Problem: Identify the lines in the data below that contain "room" and give only how many there are.

######

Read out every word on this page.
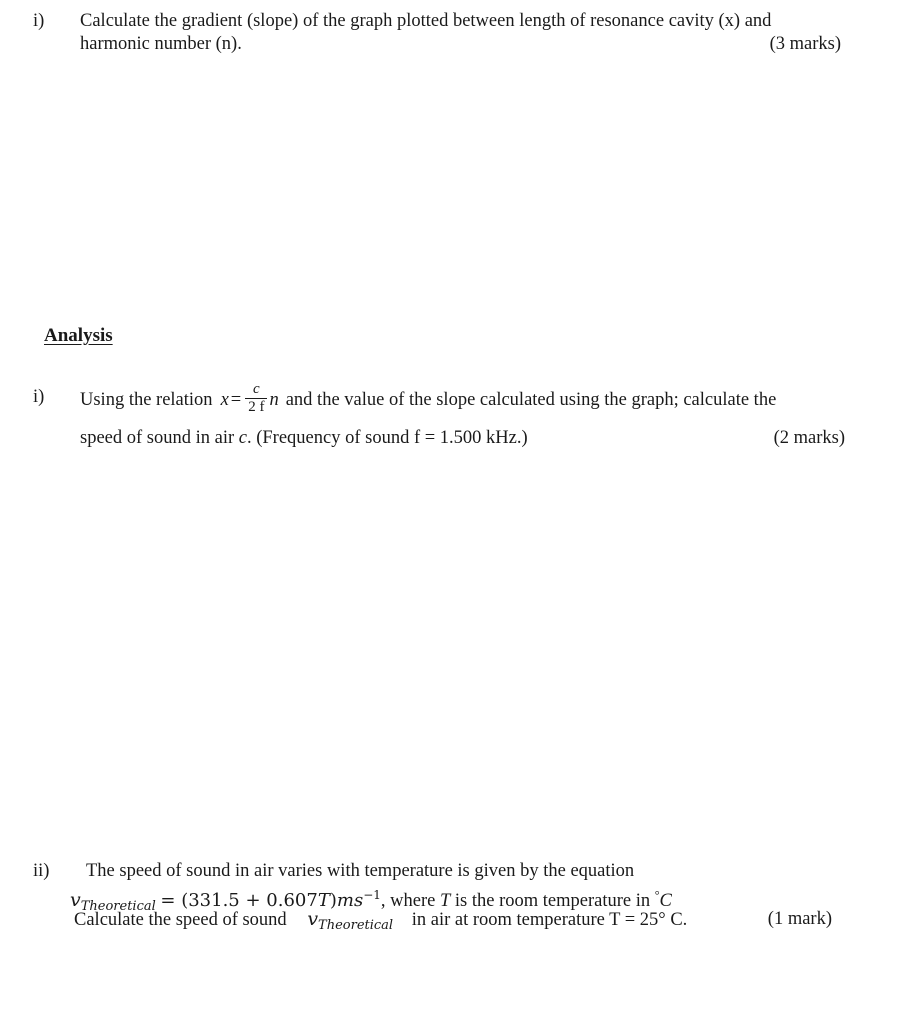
i) Calculate the gradient (slope) of the graph plotted between length of resonance cavity (x) and
harmonic number (n).	(3 marks)
Analysis
i) Using the relation $x = \frac{c}{2 f}$ n and the value of the slope calculated using the graph; calculate the
speed of sound in air c. (Frequency of sound f = 1.500 kHz.)	(2 marks)
ii) The speed of sound in air varies with temperature is given by the equation
$v_{Theoretical} = (331.5 + 0.607T)ms^{-1}$, where T is the room temperature in °C
Calculate the speed of sound $v_{Theoretical}$ in air at room temperature T = 25° C.	(1 mark)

######

Finished task: 2